Provided data>
=-=-=-=-=

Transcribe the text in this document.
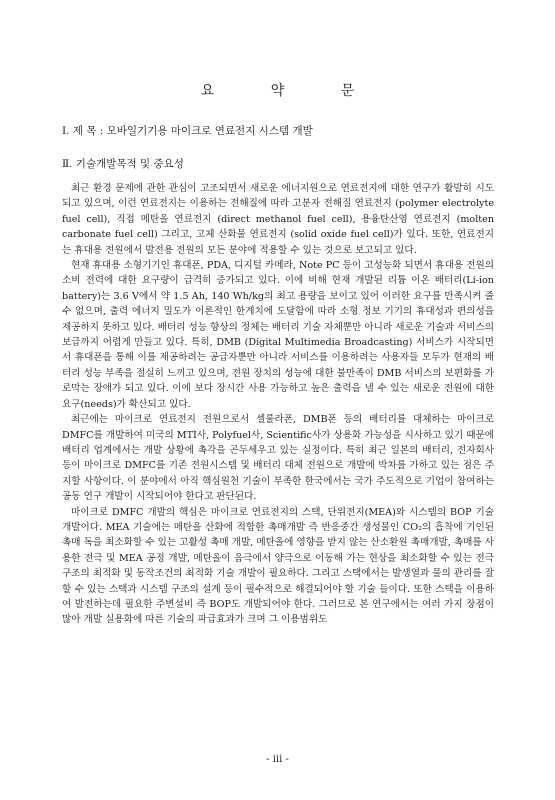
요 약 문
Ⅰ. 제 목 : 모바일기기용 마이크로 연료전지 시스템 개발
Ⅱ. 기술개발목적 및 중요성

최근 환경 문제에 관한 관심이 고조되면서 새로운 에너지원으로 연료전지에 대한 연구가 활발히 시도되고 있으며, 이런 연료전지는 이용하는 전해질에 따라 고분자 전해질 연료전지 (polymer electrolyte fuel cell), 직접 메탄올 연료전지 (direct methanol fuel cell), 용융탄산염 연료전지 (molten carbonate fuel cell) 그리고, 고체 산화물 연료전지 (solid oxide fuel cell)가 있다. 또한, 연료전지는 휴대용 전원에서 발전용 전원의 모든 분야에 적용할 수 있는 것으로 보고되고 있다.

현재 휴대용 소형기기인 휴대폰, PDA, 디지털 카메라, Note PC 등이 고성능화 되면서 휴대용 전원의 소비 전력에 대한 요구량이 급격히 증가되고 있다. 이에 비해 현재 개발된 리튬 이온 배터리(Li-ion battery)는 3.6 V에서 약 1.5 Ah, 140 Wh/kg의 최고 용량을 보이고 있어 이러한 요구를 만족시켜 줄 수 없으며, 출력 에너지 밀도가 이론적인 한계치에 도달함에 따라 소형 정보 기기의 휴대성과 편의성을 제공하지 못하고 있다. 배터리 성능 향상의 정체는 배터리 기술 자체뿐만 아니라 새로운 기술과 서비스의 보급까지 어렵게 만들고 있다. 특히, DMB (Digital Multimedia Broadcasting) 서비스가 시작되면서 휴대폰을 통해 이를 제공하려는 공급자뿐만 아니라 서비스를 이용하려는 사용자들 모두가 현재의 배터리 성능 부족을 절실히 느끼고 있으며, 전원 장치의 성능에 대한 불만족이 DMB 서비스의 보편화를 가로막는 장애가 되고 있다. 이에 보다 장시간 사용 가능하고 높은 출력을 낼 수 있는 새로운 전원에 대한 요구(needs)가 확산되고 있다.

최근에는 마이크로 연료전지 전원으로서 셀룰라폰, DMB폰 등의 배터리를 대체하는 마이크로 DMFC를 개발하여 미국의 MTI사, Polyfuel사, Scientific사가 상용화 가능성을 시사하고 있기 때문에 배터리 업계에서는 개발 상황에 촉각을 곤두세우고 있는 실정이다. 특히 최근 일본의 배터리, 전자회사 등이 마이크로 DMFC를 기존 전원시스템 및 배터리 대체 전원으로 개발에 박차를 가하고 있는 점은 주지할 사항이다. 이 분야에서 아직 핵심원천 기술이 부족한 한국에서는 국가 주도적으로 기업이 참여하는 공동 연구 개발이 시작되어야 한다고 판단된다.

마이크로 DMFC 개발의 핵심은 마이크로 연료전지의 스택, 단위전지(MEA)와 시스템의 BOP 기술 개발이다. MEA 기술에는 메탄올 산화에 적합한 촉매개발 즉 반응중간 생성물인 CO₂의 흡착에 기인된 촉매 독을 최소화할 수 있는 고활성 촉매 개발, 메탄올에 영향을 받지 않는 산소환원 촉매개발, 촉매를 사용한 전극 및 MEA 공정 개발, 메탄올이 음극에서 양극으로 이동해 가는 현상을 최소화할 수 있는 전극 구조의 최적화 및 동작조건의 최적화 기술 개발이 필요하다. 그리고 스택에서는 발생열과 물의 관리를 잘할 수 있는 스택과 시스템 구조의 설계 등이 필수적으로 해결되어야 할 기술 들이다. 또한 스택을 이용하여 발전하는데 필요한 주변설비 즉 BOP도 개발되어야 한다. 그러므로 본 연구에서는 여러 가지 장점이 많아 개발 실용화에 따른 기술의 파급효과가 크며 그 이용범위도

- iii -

=-=-=-=-=

Stated goal>
Using the records above, retype everything exactly except the pictures.

The output>
Transcribe the text in this document.
요 약 문
Ⅰ. 제 목 : 모바일기기용 마이크로 연료전지 시스템 개발
Ⅱ. 기술개발목적 및 중요성

최근 환경 문제에 관한 관심이 고조되면서 새로운 에너지원으로 연료전지에 대한 연구가 활발히 시도되고 있으며, 이런 연료전지는 이용하는 전해질에 따라 고분자 전해질 연료전지 (polymer electrolyte fuel cell), 직접 메탄올 연료전지 (direct methanol fuel cell), 용융탄산염 연료전지 (molten carbonate fuel cell) 그리고, 고체 산화물 연료전지 (solid oxide fuel cell)가 있다. 또한, 연료전지는 휴대용 전원에서 발전용 전원의 모든 분야에 적용할 수 있는 것으로 보고되고 있다.

현재 휴대용 소형기기인 휴대폰, PDA, 디지털 카메라, Note PC 등이 고성능화 되면서 휴대용 전원의 소비 전력에 대한 요구량이 급격히 증가되고 있다. 이에 비해 현재 개발된 리튬 이온 배터리(Li-ion battery)는 3.6 V에서 약 1.5 Ah, 140 Wh/kg의 최고 용량을 보이고 있어 이러한 요구를 만족시켜 줄 수 없으며, 출력 에너지 밀도가 이론적인 한계치에 도달함에 따라 소형 정보 기기의 휴대성과 편의성을 제공하지 못하고 있다. 배터리 성능 향상의 정체는 배터리 기술 자체뿐만 아니라 새로운 기술과 서비스의 보급까지 어렵게 만들고 있다. 특히, DMB (Digital Multimedia Broadcasting) 서비스가 시작되면서 휴대폰을 통해 이를 제공하려는 공급자뿐만 아니라 서비스를 이용하려는 사용자들 모두가 현재의 배터리 성능 부족을 절실히 느끼고 있으며, 전원 장치의 성능에 대한 불만족이 DMB 서비스의 보편화를 가로막는 장애가 되고 있다. 이에 보다 장시간 사용 가능하고 높은 출력을 낼 수 있는 새로운 전원에 대한 요구(needs)가 확산되고 있다.

최근에는 마이크로 연료전지 전원으로서 셀룰라폰, DMB폰 등의 배터리를 대체하는 마이크로 DMFC를 개발하여 미국의 MTI사, Polyfuel사, Scientific사가 상용화 가능성을 시사하고 있기 때문에 배터리 업계에서는 개발 상황에 촉각을 곤두세우고 있는 실정이다. 특히 최근 일본의 배터리, 전자회사 등이 마이크로 DMFC를 기존 전원시스템 및 배터리 대체 전원으로 개발에 박차를 가하고 있는 점은 주지할 사항이다. 이 분야에서 아직 핵심원천 기술이 부족한 한국에서는 국가 주도적으로 기업이 참여하는 공동 연구 개발이 시작되어야 한다고 판단된다.

마이크로 DMFC 개발의 핵심은 마이크로 연료전지의 스택, 단위전지(MEA)와 시스템의 BOP 기술 개발이다. MEA 기술에는 메탄올 산화에 적합한 촉매개발 즉 반응중간 생성물인 CO₂의 흡착에 기인된 촉매 독을 최소화할 수 있는 고활성 촉매 개발, 메탄올에 영향을 받지 않는 산소환원 촉매개발, 촉매를 사용한 전극 및 MEA 공정 개발, 메탄올이 음극에서 양극으로 이동해 가는 현상을 최소화할 수 있는 전극 구조의 최적화 및 동작조건의 최적화 기술 개발이 필요하다. 그리고 스택에서는 발생열과 물의 관리를 잘할 수 있는 스택과 시스템 구조의 설계 등이 필수적으로 해결되어야 할 기술 들이다. 또한 스택을 이용하여 발전하는데 필요한 주변설비 즉 BOP도 개발되어야 한다. 그러므로 본 연구에서는 여러 가지 장점이 많아 개발 실용화에 따른 기술의 파급효과가 크며 그 이용범위도

- iii -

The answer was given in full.